## Given instruction
Drop all images and give the records again exactly.

— start Data extract —

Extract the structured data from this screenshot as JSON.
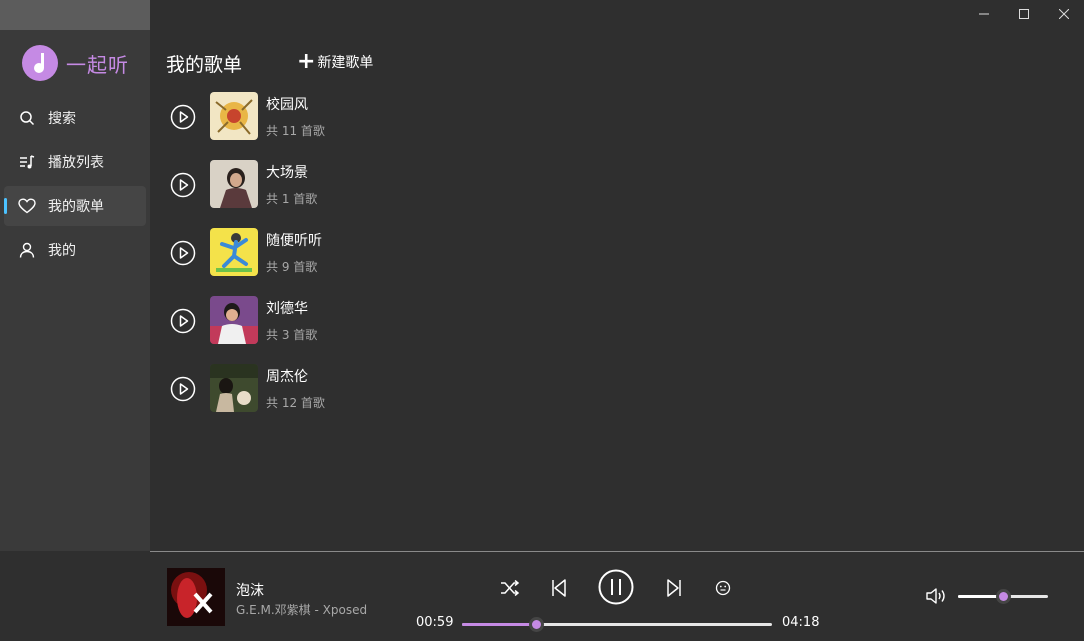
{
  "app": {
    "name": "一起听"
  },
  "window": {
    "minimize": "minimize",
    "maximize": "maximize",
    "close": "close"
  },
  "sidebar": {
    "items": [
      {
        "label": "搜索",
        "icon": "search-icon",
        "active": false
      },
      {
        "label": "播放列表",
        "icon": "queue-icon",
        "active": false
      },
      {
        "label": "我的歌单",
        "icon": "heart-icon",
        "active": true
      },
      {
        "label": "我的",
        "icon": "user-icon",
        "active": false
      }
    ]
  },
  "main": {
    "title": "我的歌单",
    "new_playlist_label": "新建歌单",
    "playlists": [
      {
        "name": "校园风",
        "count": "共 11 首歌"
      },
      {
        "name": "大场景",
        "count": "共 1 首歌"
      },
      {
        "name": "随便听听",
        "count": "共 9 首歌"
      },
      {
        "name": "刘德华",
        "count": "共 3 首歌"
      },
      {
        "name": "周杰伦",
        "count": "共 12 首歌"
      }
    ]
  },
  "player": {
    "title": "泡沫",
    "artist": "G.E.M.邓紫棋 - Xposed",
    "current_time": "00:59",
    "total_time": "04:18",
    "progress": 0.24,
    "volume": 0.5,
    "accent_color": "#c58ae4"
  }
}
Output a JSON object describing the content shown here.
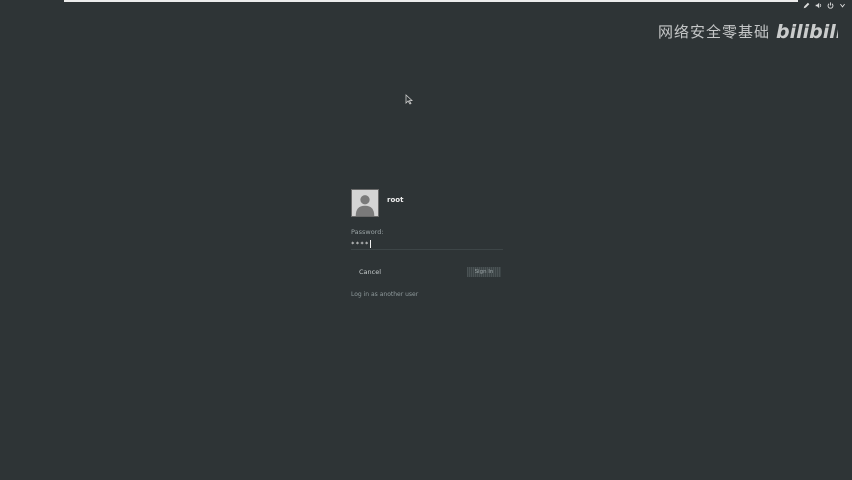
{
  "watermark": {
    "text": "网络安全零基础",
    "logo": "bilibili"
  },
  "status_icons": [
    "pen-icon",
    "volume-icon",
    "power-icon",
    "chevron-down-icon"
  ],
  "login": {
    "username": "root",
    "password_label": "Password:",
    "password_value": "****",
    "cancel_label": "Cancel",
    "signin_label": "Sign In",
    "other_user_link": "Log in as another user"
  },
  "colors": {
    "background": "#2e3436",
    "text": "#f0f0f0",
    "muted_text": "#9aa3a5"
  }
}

— end Data extract —

## Correct response
Extract the structured data from this screenshot as JSON.
{
  "app": {
    "name": "一起听"
  },
  "window": {
    "minimize": "minimize",
    "maximize": "maximize",
    "close": "close"
  },
  "sidebar": {
    "items": [
      {
        "label": "搜索",
        "icon": "search-icon",
        "active": false
      },
      {
        "label": "播放列表",
        "icon": "queue-icon",
        "active": false
      },
      {
        "label": "我的歌单",
        "icon": "heart-icon",
        "active": true
      },
      {
        "label": "我的",
        "icon": "user-icon",
        "active": false
      }
    ]
  },
  "main": {
    "title": "我的歌单",
    "new_playlist_label": "新建歌单",
    "playlists": [
      {
        "name": "校园风",
        "count": "共 11 首歌"
      },
      {
        "name": "大场景",
        "count": "共 1 首歌"
      },
      {
        "name": "随便听听",
        "count": "共 9 首歌"
      },
      {
        "name": "刘德华",
        "count": "共 3 首歌"
      },
      {
        "name": "周杰伦",
        "count": "共 12 首歌"
      }
    ]
  },
  "player": {
    "title": "泡沫",
    "artist": "G.E.M.邓紫棋 - Xposed",
    "current_time": "00:59",
    "total_time": "04:18",
    "progress": 0.24,
    "volume": 0.5,
    "accent_color": "#c58ae4"
  }
}
Output a JSON object describing the content shown here.
{
  "watermark": {
    "text": "网络安全零基础",
    "logo": "bilibili"
  },
  "status_icons": [
    "pen-icon",
    "volume-icon",
    "power-icon",
    "chevron-down-icon"
  ],
  "login": {
    "username": "root",
    "password_label": "Password:",
    "password_value": "****",
    "cancel_label": "Cancel",
    "signin_label": "Sign In",
    "other_user_link": "Log in as another user"
  },
  "colors": {
    "background": "#2e3436",
    "text": "#f0f0f0",
    "muted_text": "#9aa3a5"
  }
}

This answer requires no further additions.